-- Start Provided information --

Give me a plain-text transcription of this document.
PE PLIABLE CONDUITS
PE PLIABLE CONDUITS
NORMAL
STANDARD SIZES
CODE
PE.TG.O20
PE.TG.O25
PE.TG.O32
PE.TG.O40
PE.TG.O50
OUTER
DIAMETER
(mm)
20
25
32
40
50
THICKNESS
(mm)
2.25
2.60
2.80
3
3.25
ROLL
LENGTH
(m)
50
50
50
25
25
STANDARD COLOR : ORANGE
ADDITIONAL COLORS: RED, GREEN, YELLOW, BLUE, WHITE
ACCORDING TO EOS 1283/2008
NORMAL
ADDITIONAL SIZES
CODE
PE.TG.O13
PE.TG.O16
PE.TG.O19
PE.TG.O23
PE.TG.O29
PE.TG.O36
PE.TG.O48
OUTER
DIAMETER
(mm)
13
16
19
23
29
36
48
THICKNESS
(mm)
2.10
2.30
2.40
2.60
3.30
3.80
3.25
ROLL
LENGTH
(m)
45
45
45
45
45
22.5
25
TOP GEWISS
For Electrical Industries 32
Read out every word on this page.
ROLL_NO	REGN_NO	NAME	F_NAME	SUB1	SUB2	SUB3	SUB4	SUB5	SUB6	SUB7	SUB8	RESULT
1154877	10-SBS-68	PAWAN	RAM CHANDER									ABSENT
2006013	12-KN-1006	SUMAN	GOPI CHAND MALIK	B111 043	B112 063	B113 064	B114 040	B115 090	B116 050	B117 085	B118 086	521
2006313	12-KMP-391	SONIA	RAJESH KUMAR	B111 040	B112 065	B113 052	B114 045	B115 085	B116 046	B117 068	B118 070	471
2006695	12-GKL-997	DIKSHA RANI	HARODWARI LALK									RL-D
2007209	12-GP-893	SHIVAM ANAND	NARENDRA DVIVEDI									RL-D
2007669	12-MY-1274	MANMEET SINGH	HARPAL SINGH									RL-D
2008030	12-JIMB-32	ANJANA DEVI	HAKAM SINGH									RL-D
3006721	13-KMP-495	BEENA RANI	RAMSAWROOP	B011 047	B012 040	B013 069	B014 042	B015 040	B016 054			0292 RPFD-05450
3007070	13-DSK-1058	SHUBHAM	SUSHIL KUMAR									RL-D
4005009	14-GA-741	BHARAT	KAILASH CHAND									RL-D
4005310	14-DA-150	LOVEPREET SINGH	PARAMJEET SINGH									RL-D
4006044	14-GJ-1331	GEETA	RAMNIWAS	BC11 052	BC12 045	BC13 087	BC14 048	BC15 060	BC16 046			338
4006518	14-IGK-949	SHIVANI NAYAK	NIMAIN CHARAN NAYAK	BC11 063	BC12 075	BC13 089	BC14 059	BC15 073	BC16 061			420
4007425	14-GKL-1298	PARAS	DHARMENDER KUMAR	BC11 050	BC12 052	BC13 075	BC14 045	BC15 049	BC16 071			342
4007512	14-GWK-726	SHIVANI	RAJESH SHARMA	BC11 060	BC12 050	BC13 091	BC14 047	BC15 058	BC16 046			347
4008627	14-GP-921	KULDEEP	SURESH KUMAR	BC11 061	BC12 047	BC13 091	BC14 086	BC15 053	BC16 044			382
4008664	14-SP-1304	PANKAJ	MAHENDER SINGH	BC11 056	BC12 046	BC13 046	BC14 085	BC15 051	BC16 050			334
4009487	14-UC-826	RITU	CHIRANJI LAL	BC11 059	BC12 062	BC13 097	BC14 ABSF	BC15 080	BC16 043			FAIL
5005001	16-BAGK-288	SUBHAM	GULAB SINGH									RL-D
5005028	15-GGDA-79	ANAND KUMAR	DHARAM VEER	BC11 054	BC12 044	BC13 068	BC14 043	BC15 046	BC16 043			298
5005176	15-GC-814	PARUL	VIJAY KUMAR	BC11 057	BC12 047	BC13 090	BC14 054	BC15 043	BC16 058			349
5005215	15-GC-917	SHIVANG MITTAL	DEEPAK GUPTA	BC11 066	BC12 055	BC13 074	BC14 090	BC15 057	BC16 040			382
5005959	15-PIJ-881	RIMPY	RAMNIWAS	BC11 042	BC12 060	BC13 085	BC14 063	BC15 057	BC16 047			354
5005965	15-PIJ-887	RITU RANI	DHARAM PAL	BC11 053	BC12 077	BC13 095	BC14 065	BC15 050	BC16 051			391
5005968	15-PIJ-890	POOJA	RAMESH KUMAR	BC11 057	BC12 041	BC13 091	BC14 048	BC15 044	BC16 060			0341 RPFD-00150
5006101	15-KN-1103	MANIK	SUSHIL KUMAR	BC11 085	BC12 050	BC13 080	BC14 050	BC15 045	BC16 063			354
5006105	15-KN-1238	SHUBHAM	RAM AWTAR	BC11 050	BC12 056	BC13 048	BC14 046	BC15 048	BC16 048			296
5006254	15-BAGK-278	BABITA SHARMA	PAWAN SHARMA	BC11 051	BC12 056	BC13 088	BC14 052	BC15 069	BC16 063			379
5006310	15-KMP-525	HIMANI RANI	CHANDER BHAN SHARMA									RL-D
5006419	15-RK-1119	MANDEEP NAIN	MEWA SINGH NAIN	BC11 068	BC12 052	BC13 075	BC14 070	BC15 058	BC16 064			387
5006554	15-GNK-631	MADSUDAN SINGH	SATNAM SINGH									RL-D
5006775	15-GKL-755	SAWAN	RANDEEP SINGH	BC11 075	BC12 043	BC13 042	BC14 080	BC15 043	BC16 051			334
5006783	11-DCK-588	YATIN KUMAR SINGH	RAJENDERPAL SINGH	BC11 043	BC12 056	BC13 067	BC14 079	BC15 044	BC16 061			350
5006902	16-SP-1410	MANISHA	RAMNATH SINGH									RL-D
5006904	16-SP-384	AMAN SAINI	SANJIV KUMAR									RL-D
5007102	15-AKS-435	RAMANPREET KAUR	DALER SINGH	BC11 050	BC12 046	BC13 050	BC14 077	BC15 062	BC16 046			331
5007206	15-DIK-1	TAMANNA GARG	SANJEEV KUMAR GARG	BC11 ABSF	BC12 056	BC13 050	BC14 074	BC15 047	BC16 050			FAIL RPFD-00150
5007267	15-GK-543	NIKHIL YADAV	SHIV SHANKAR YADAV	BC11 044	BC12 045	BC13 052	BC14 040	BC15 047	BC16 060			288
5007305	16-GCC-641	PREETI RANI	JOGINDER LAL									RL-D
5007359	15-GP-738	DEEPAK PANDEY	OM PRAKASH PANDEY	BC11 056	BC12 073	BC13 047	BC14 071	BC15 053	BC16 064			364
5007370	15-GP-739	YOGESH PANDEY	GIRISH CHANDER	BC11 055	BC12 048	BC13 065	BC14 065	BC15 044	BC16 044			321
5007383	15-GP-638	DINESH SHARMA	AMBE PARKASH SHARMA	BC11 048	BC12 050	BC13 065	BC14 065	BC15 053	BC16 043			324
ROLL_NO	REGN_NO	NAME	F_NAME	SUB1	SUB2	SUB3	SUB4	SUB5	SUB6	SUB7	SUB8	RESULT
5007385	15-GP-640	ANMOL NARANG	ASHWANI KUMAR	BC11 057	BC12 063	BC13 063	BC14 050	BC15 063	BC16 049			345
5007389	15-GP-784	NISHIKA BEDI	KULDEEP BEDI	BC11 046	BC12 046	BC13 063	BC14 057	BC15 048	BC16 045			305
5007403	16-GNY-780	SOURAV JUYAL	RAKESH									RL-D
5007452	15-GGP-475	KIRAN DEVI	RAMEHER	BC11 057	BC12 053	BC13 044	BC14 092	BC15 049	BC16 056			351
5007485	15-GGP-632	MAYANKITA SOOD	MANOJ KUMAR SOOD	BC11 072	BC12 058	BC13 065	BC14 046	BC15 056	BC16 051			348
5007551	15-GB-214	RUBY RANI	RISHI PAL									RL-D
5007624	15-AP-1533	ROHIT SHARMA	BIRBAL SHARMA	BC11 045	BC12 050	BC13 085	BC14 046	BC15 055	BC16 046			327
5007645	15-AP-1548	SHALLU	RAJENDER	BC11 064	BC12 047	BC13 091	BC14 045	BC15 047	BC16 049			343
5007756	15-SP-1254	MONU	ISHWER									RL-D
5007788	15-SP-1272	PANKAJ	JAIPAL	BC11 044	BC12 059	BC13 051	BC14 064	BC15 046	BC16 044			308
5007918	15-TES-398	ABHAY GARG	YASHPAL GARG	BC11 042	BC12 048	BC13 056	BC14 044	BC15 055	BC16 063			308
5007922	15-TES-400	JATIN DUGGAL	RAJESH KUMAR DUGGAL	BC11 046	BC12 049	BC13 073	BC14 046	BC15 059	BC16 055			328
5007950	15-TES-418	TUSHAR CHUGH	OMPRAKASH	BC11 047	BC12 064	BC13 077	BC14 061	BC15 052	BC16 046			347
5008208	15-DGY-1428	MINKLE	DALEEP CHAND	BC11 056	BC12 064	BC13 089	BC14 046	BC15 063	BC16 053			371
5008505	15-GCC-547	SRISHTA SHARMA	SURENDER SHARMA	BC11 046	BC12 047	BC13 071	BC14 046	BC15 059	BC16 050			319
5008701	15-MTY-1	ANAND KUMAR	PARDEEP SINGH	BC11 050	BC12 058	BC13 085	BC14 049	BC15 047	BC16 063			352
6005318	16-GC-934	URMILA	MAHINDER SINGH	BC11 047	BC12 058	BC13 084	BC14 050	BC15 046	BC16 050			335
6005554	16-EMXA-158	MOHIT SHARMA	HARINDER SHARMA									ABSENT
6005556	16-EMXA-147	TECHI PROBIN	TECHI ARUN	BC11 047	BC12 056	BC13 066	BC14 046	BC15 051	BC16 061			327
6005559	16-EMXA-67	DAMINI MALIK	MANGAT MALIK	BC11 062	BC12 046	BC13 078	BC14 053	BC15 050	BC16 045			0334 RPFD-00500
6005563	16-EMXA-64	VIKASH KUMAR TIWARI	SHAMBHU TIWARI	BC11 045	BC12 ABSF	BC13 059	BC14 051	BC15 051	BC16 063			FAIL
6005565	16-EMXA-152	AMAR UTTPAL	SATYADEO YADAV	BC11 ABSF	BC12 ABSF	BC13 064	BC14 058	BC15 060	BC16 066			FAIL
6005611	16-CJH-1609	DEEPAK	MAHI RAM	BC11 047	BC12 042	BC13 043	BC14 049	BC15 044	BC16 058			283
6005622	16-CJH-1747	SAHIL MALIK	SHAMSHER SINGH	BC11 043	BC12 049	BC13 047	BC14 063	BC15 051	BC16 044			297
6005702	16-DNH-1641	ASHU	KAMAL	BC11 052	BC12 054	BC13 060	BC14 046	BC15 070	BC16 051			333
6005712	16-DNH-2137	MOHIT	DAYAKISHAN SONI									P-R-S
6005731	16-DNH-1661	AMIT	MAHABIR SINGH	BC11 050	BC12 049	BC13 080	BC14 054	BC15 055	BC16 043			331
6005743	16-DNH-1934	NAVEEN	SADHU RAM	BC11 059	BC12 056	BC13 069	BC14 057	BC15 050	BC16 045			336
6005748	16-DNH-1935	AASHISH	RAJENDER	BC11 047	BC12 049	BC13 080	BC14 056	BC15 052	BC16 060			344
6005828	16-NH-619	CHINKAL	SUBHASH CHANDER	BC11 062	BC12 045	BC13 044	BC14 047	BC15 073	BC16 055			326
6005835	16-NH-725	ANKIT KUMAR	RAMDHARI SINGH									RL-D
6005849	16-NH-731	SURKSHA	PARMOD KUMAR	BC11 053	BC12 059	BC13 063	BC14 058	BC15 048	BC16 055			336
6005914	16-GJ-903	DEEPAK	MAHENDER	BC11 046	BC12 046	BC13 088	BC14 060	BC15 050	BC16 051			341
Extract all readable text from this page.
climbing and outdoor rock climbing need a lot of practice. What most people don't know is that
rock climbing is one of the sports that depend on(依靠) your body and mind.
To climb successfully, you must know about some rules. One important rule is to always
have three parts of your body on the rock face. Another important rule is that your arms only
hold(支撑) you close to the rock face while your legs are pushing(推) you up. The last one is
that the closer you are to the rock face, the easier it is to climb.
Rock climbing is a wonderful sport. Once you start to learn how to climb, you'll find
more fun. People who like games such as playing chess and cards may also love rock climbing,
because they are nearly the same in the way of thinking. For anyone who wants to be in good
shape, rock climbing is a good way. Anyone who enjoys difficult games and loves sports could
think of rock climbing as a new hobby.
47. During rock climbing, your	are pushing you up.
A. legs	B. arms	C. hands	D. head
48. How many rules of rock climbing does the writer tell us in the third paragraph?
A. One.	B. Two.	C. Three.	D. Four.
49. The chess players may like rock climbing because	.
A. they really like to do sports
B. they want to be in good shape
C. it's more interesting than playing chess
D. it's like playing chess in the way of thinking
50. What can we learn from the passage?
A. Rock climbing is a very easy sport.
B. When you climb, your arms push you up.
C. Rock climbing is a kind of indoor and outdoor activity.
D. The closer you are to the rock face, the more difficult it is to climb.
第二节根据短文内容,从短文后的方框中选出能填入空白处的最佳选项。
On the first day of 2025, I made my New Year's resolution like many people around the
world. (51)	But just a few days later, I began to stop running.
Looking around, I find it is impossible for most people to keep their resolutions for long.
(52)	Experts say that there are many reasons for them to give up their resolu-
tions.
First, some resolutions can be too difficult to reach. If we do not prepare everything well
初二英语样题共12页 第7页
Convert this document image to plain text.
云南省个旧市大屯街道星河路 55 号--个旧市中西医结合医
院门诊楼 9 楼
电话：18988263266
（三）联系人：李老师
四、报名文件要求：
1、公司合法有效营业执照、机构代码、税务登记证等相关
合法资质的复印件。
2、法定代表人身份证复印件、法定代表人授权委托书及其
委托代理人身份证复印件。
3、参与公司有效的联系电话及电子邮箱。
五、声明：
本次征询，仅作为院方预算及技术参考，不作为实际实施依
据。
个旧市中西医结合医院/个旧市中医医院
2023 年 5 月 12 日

-- End Provided information --

* Given request: Going through the data, tally the lines containing "MOHIT" and report only the result.

* Exercise response: 2